Short exercise
Check every line below for the string "scoring", and copy the lines that contain it.
** begin Supplied data **
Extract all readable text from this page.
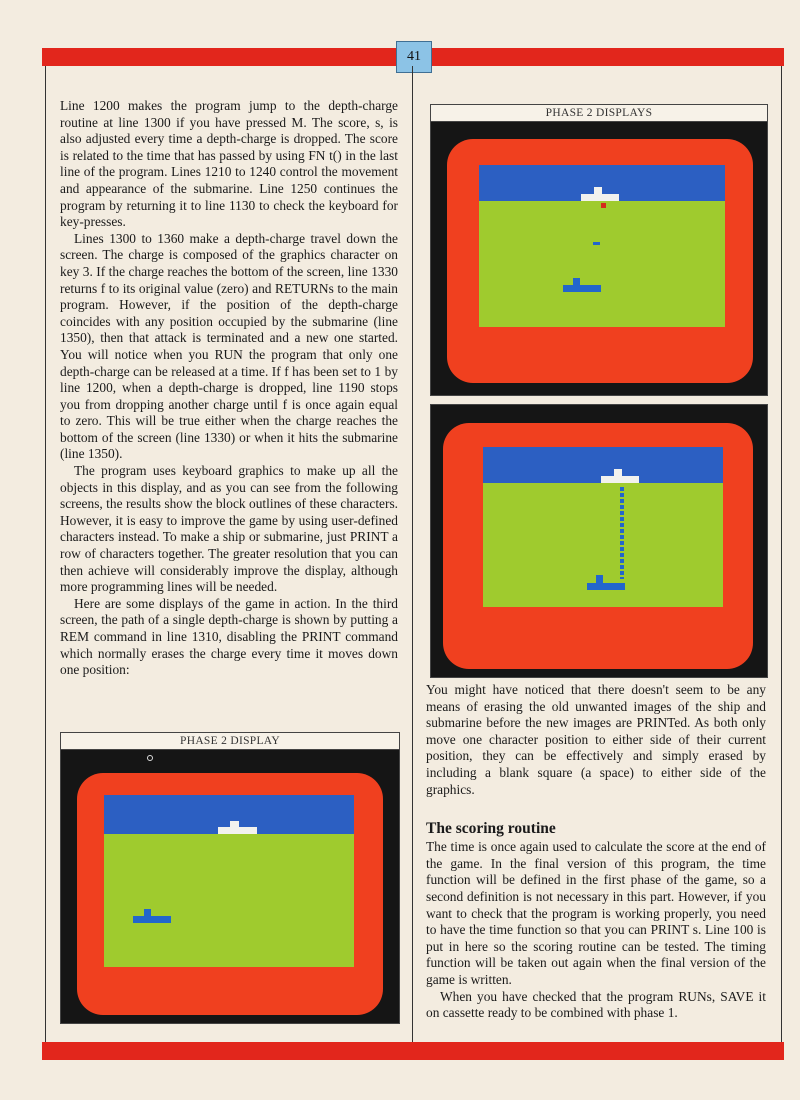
41

Line 1200 makes the program jump to the depth-charge routine at line 1300 if you have pressed M. The score, s, is also adjusted every time a depth-charge is dropped. The score is related to the time that has passed by using FN t() in the last line of the program. Lines 1210 to 1240 control the movement and appearance of the submarine. Line 1250 continues the program by returning it to line 1130 to check the keyboard for key-presses.

Lines 1300 to 1360 make a depth-charge travel down the screen. The charge is composed of the graphics character on key 3. If the charge reaches the bottom of the screen, line 1330 returns f to its original value (zero) and RETURNs to the main program. However, if the position of the depth-charge coincides with any position occupied by the submarine (line 1350), then that attack is terminated and a new one started. You will notice when you RUN the program that only one depth-charge can be released at a time. If f has been set to 1 by line 1200, when a depth-charge is dropped, line 1190 stops you from dropping another charge until f is once again equal to zero. This will be true either when the charge reaches the bottom of the screen (line 1330) or when it hits the submarine (line 1350).

The program uses keyboard graphics to make up all the objects in this display, and as you can see from the following screens, the results show the block outlines of these characters. However, it is easy to improve the game by using user-defined characters instead. To make a ship or submarine, just PRINT a row of characters together. The greater resolution that you can then achieve will considerably improve the display, although more programming lines will be needed.

Here are some displays of the game in action. In the third screen, the path of a single depth-charge is shown by putting a REM command in line 1310, disabling the PRINT command which normally erases the charge every time it moves down one position:

PHASE 2 DISPLAY
PHASE 2 DISPLAYS

You might have noticed that there doesn't seem to be any means of erasing the old unwanted images of the ship and submarine before the new images are PRINTed. As both only move one character position to either side of their current position, they can be effectively and simply erased by including a blank square (a space) to either side of the graphics.

The scoring routine

The time is once again used to calculate the score at the end of the game. In the final version of this program, the time function will be defined in the first phase of the game, so a second definition is not necessary in this part. However, if you want to check that the program is working properly, you need to have the time function so that you can PRINT s. Line 100 is put in here so the scoring routine can be tested. The timing function will be taken out again when the final version of the game is written.

When you have checked that the program RUNs, SAVE it on cassette ready to be combined with phase 1.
** end Supplied data **
Finished exercise
The scoring routine
The time is once again used to calculate the score at the end of the game. In the final version of this program, the time function will be defined in the first phase of the game, so a second definition is not necessary in this part. However, if you want to check that the program is working properly, you need to have the time function so that you can PRINT s. Line 100 is put in here so the scoring routine can be tested. The timing function will be taken out again when the final version of the game is written.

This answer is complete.